BEGIN EXERCISE DATA

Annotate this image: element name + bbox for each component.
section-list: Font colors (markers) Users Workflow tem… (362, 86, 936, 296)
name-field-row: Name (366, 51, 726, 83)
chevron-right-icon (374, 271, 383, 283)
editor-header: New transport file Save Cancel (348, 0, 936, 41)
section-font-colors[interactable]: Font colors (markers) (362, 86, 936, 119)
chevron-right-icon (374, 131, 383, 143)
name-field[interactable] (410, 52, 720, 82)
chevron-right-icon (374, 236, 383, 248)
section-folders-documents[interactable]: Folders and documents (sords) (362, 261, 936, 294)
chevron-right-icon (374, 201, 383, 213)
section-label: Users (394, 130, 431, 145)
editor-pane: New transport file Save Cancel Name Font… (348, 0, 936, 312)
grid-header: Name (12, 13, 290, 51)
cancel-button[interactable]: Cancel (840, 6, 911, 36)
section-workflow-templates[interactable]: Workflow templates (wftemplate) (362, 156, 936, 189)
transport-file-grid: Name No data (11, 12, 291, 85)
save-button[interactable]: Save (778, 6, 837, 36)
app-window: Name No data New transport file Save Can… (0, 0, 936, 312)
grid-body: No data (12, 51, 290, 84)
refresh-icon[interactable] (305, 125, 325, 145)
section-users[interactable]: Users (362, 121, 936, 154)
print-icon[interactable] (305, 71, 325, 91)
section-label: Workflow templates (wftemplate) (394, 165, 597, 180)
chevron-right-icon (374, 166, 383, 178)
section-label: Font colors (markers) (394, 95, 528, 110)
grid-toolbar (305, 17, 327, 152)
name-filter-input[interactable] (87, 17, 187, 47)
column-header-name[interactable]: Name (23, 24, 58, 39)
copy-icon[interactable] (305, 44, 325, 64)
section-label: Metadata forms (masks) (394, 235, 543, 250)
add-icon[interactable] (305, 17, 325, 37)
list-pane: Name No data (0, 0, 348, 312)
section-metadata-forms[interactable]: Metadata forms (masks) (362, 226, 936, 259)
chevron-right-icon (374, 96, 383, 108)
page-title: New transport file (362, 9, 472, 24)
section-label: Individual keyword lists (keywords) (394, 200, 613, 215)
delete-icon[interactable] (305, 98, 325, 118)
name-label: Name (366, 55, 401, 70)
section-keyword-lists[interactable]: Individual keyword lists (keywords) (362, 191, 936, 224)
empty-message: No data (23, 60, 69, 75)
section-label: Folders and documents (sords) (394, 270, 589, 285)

END EXERCISE DATA

-- WORK REQUIRED --
Reproduce all of the material above line for line, with no changes.

-- TASK OUTPUT --
Annotate this image: element name + bbox for each component.
section-list: Font colors (markers) Users Workflow tem… (362, 86, 936, 296)
name-field-row: Name (366, 51, 726, 83)
chevron-right-icon (374, 271, 383, 283)
editor-header: New transport file Save Cancel (348, 0, 936, 41)
section-font-colors[interactable]: Font colors (markers) (362, 86, 936, 119)
chevron-right-icon (374, 131, 383, 143)
name-field[interactable] (410, 52, 720, 82)
chevron-right-icon (374, 236, 383, 248)
section-folders-documents[interactable]: Folders and documents (sords) (362, 261, 936, 294)
chevron-right-icon (374, 201, 383, 213)
section-label: Users (394, 130, 431, 145)
editor-pane: New transport file Save Cancel Name Font… (348, 0, 936, 312)
grid-header: Name (12, 13, 290, 51)
cancel-button[interactable]: Cancel (840, 6, 911, 36)
section-workflow-templates[interactable]: Workflow templates (wftemplate) (362, 156, 936, 189)
transport-file-grid: Name No data (11, 12, 291, 85)
save-button[interactable]: Save (778, 6, 837, 36)
app-window: Name No data New transport file Save Can… (0, 0, 936, 312)
grid-body: No data (12, 51, 290, 84)
refresh-icon[interactable] (305, 125, 325, 145)
section-users[interactable]: Users (362, 121, 936, 154)
print-icon[interactable] (305, 71, 325, 91)
section-label: Workflow templates (wftemplate) (394, 165, 597, 180)
chevron-right-icon (374, 166, 383, 178)
section-label: Font colors (markers) (394, 95, 528, 110)
grid-toolbar (305, 17, 327, 152)
name-filter-input[interactable] (87, 17, 187, 47)
column-header-name[interactable]: Name (23, 24, 58, 39)
copy-icon[interactable] (305, 44, 325, 64)
section-label: Metadata forms (masks) (394, 235, 543, 250)
add-icon[interactable] (305, 17, 325, 37)
list-pane: Name No data (0, 0, 348, 312)
section-metadata-forms[interactable]: Metadata forms (masks) (362, 226, 936, 259)
chevron-right-icon (374, 96, 383, 108)
page-title: New transport file (362, 9, 472, 24)
section-label: Individual keyword lists (keywords) (394, 200, 613, 215)
delete-icon[interactable] (305, 98, 325, 118)
name-label: Name (366, 55, 401, 70)
section-keyword-lists[interactable]: Individual keyword lists (keywords) (362, 191, 936, 224)
empty-message: No data (23, 60, 69, 75)
section-label: Folders and documents (sords) (394, 270, 589, 285)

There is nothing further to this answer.